§ **Task objective**: Pull out every line below containing the word "screenshot".

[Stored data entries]
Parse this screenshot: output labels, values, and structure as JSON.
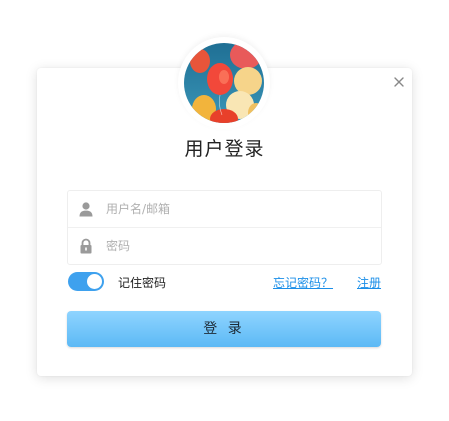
{
  "dialog": {
    "title": "用户登录",
    "close_icon": "close-icon"
  },
  "avatar": {
    "icon": "balloons-photo",
    "colors": [
      "#2c7fa3",
      "#f04a2a",
      "#f2b43c",
      "#f7e3a8"
    ]
  },
  "form": {
    "username": {
      "placeholder": "用户名/邮箱",
      "value": "",
      "icon": "user-icon"
    },
    "password": {
      "placeholder": "密码",
      "value": "",
      "icon": "lock-icon"
    }
  },
  "options": {
    "remember_label": "记住密码",
    "remember_checked": true,
    "forgot_label": "忘记密码？",
    "register_label": "注册"
  },
  "submit": {
    "label": "登 录"
  },
  "colors": {
    "accent": "#3ea1ee",
    "link": "#1a8ee8",
    "button_top": "#8fd4ff",
    "button_bottom": "#5cb9f5"
  }
}
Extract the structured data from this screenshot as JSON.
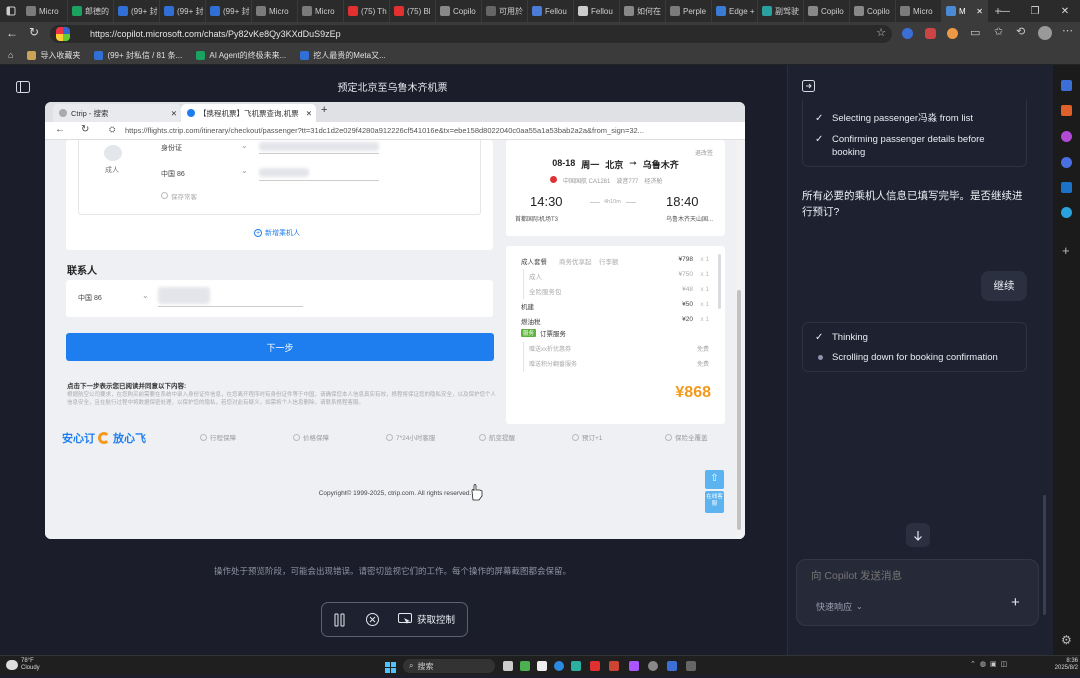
{
  "browser": {
    "tabs": [
      {
        "label": "Micro",
        "color": "#7b7b7b"
      },
      {
        "label": "郎德的",
        "color": "#1aa260"
      },
      {
        "label": "(99+ 封",
        "color": "#2f6fd6"
      },
      {
        "label": "(99+ 封",
        "color": "#2f6fd6"
      },
      {
        "label": "(99+ 封",
        "color": "#2f6fd6"
      },
      {
        "label": "Micro",
        "color": "#7b7b7b"
      },
      {
        "label": "Micro",
        "color": "#7b7b7b"
      },
      {
        "label": "(75) Th",
        "color": "#e23030"
      },
      {
        "label": "(75) Bl",
        "color": "#e23030"
      },
      {
        "label": "Copilo",
        "color": "#888"
      },
      {
        "label": "可用於",
        "color": "#666"
      },
      {
        "label": "Fellou",
        "color": "#4a7bd6"
      },
      {
        "label": "Fellou",
        "color": "#cccccc"
      },
      {
        "label": "如何在",
        "color": "#888"
      },
      {
        "label": "Perple",
        "color": "#7b7b7b"
      },
      {
        "label": "Edge +",
        "color": "#3a7bd5"
      },
      {
        "label": "副驾驶",
        "color": "#2aa0a0"
      },
      {
        "label": "Copilo",
        "color": "#888"
      },
      {
        "label": "Copilo",
        "color": "#888"
      },
      {
        "label": "Micro",
        "color": "#7b7b7b"
      },
      {
        "label": "M",
        "color": "#4a8bd6"
      }
    ],
    "url": "https://copilot.microsoft.com/chats/Py82vKe8Qy3KXdDuS9zEp",
    "favorites": [
      {
        "label": "导入收藏夹",
        "color": "#c9a35a"
      },
      {
        "label": "(99+ 封私信 / 81 条...",
        "color": "#2f6fd6"
      },
      {
        "label": "AI Agent的终极未来...",
        "color": "#1aa260"
      },
      {
        "label": "挖人最贵的Meta又...",
        "color": "#2f6fd6"
      }
    ]
  },
  "left": {
    "title": "预定北京至乌鲁木齐机票",
    "notice": "操作处于预览阶段，可能会出现错误。请密切监视它们的工作。每个操作的屏幕截图都会保留。",
    "controls": {
      "take_control": "获取控制"
    }
  },
  "inner": {
    "tabs": [
      {
        "label": "Ctrip - 搜索"
      },
      {
        "label": "【携程机票】飞机票查询,机票"
      }
    ],
    "url": "https://flights.ctrip.com/itinerary/checkout/passenger?tt=31dc1d2e029f4280a912226cf541016e&tx=ebe158d8022040c0aa55a1a53bab2a2a&from_sign=32...",
    "passenger": {
      "id_label": "身份证",
      "adult": "成人",
      "country": "中国 86",
      "save_label": "保存常客",
      "add_label": "新增乘机人"
    },
    "contact": {
      "title": "联系人",
      "country": "中国 86"
    },
    "next_button": "下一步",
    "terms_title": "点击下一步表示您已阅读并同意以下内容:",
    "terms_text": "根据航空公司要求，在您购买前需要在系统中录入身份证件信息，在您离开程序时有身份证件等于中国，请确保您本人信息真实有效，携程将保证您的隐私安全，以及保护您个人信息安全，且在航行过程中将数据保密处理，以保护您的隐私，若您对此有疑义，如需将个人信息删除，请联系携程客服。",
    "brand_left": "安心订",
    "brand_right": "放心飞",
    "features": [
      "行程保障",
      "价格保障",
      "7*24小时客服",
      "航变提醒",
      "预订+1",
      "保险全覆盖"
    ],
    "copyright": "Copyright© 1999-2025, ctrip.com. All rights reserved.",
    "flight": {
      "date": "08-18",
      "weekday": "周一",
      "from": "北京",
      "to": "乌鲁木齐",
      "arrow": "➞",
      "airline": "中国国航 CA1281",
      "aircraft": "波音777",
      "econ": "经济舱",
      "refund": "退改签",
      "dep_time": "14:30",
      "arr_time": "18:40",
      "duration": "4h10m",
      "dep_airport": "首都国际机场T3",
      "arr_airport": "乌鲁木齐天山国..."
    },
    "price": {
      "rows": [
        {
          "label": "成人套餐",
          "extra": "商务优享起",
          "extra2": "行李额",
          "value": "¥798",
          "qty": "x 1"
        },
        {
          "label": "成人",
          "value": "¥750",
          "qty": "x 1",
          "sub": true
        },
        {
          "label": "全险服务包",
          "value": "¥48",
          "qty": "x 1",
          "sub": true
        },
        {
          "label": "机建",
          "value": "¥50",
          "qty": "x 1"
        },
        {
          "label": "燃油税",
          "value": "¥20",
          "qty": "x 1"
        }
      ],
      "service": "订票服务",
      "service_rows": [
        {
          "label": "赠送xx折优惠券",
          "value": "免费"
        },
        {
          "label": "赠送积分翻番服务",
          "value": "免费"
        }
      ],
      "total": "¥868"
    },
    "float_btn": "在线客服"
  },
  "right": {
    "steps_top": [
      "Selecting passenger冯淼 from list",
      "Confirming passenger details before booking"
    ],
    "assistant_msg": "所有必要的乘机人信息已填写完毕。是否继续进行预订?",
    "user_msg": "继续",
    "steps_bottom": [
      {
        "label": "Thinking",
        "status": "done"
      },
      {
        "label": "Scrolling down for booking confirmation",
        "status": "active"
      }
    ],
    "input_placeholder": "向 Copilot 发送消息",
    "quick_reply": "快速响应"
  },
  "taskbar": {
    "weather": "Cloudy",
    "temp": "78°F",
    "search": "搜索",
    "time": "8:36",
    "date": "2025/8/2"
  }
}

§ **Exercise output**:
Parse this screenshot: output labels, values, and structure as JSON.
Extract the structured data from this screenshot as JSON.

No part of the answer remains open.